[Dataset records]
## start

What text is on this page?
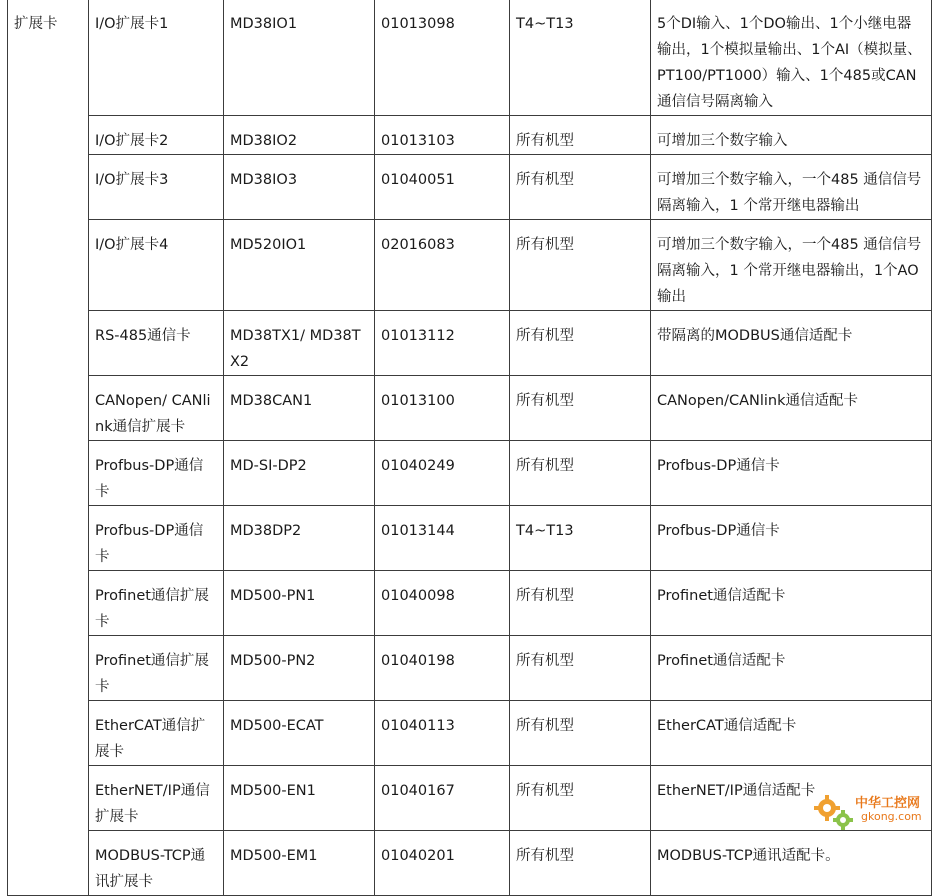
扩展卡	I/O扩展卡1	MD38IO1	01013098	T4~T13	5个DI输入、1个DO输出、1个小继电器输出，1个模拟量输出、1个AI（模拟量、PT100/PT1000）输入、1个485或CAN通信信号隔离输入
	I/O扩展卡2	MD38IO2	01013103	所有机型	可增加三个数字输入
	I/O扩展卡3	MD38IO3	01040051	所有机型	可增加三个数字输入，一个485 通信信号隔离输入，1 个常开继电器输出
	I/O扩展卡4	MD520IO1	02016083	所有机型	可增加三个数字输入，一个485 通信信号隔离输入，1 个常开继电器输出，1个AO输出
	RS-485通信卡	MD38TX1/ MD38TX2	01013112	所有机型	带隔离的MODBUS通信适配卡
	CANopen/ CANlink通信扩展卡	MD38CAN1	01013100	所有机型	CANopen/CANlink通信适配卡
	Profbus-DP通信卡	MD-SI-DP2	01040249	所有机型	Profbus-DP通信卡
	Profbus-DP通信卡	MD38DP2	01013144	T4~T13	Profbus-DP通信卡
	Profinet通信扩展卡	MD500-PN1	01040098	所有机型	Profinet通信适配卡
	Profinet通信扩展卡	MD500-PN2	01040198	所有机型	Profinet通信适配卡
	EtherCAT通信扩展卡	MD500-ECAT	01040113	所有机型	EtherCAT通信适配卡
	EtherNET/IP通信扩展卡	MD500-EN1	01040167	所有机型	EtherNET/IP通信适配卡
	MODBUS-TCP通讯扩展卡	MD500-EM1	01040201	所有机型	MODBUS-TCP通讯适配卡。
中华工控网
gkong.com
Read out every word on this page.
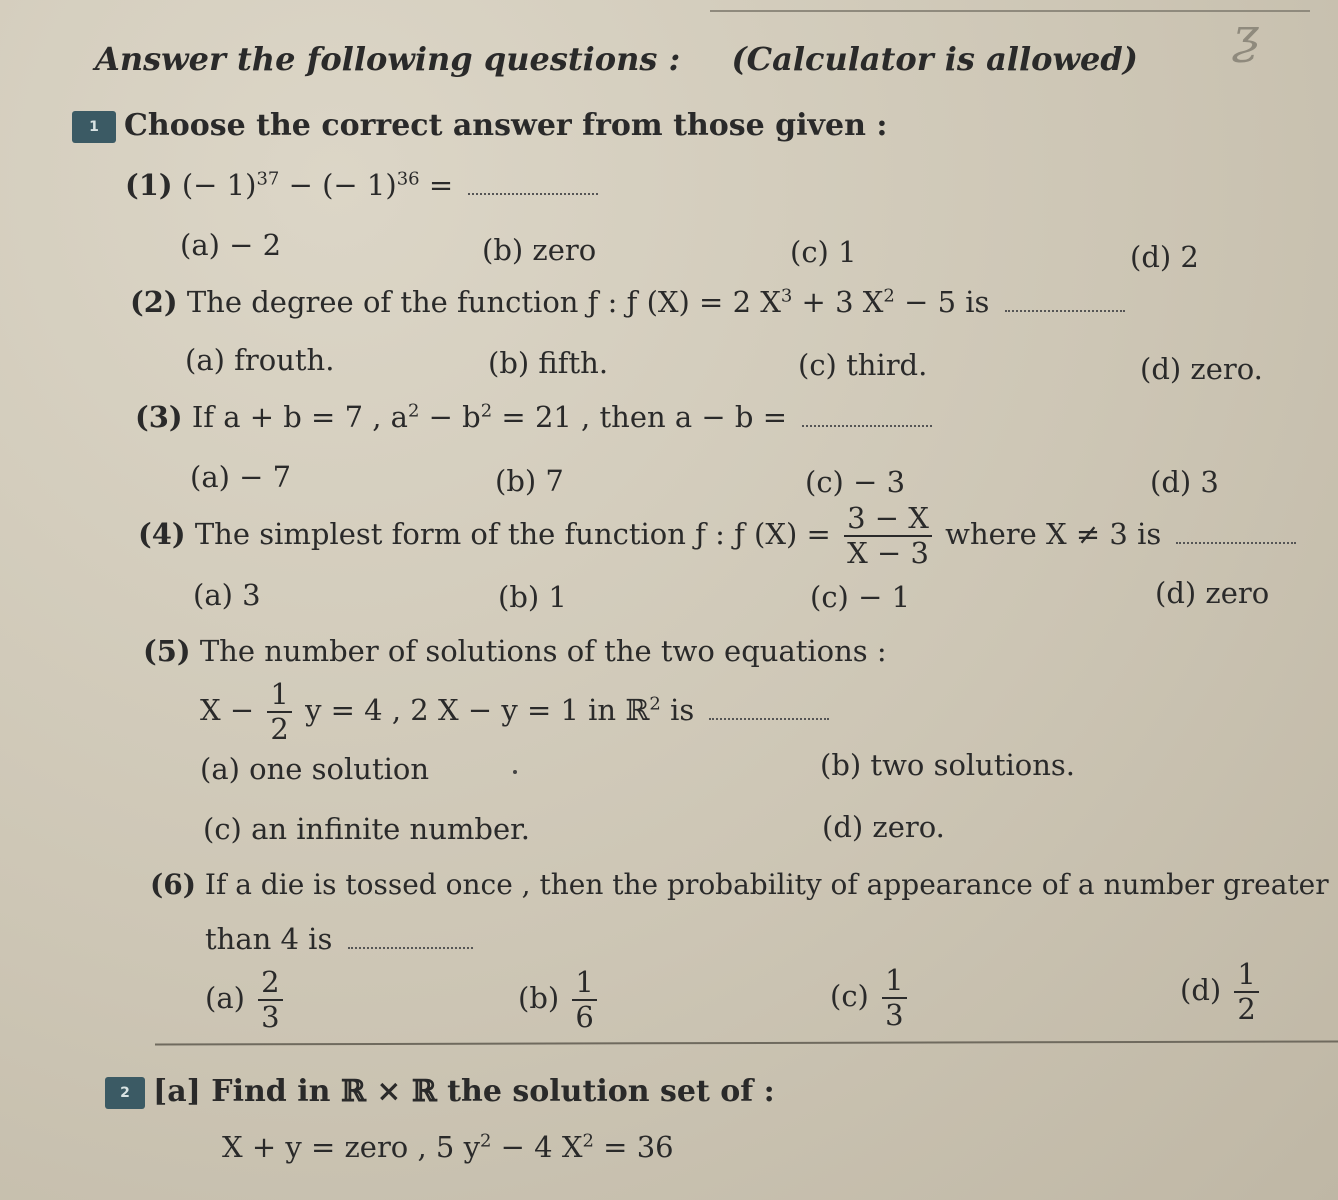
ƺ
Answer the following questions : (Calculator is allowed)
1 Choose the correct answer from those given :
(1) (− 1)$^{37}$ − (− 1)$^{36}$ =
(a) − 2	(b) zero	(c) 1	(d) 2
(2) The degree of the function ƒ : ƒ (X) = 2 $X^3 + 3$ $X^2 - 5$ is
(a) frouth.	(b) fifth.	(c) third.	(d) zero.
(3) If a + b = 7 , $a^2 - b^2 = 21$ , then a − b =
(a) − 7	(b) 7	(c) − 3	(d) 3
(4) The simplest form of the function ƒ : ƒ $(X) = \frac{3 - X}{X - 3}$ where X ≠ 3 is
(a) 3	(b) 1	(c) − 1	(d) zero
(5) The number of solutions of the two equations :
$X - \frac{1}{2}$ y = 4 , 2 X − y = 1 in ℝ$^2$ is
(a) one solution	(b) two solutions.
(c) an infinite number.	(d) zero.
(6) If a die is tossed once , then the probability of appearance of a number greater
than 4 is
$(a) \frac{2}{3}$	$(b) \frac{1}{6}$	$(c) \frac{1}{3}$	$(d) \frac{1}{2}$
2 [a] Find in ℝ × ℝ the solution set of :
X + y = zero , 5 $y^2 - 4$ $X^2 = 36$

## end

TASK GOAL: Which lines hold the word "solutions"? Copy all of them.

ANSWER IN FULL:
(5) The number of solutions of the two equations :
(a) one solution	(b) two solutions.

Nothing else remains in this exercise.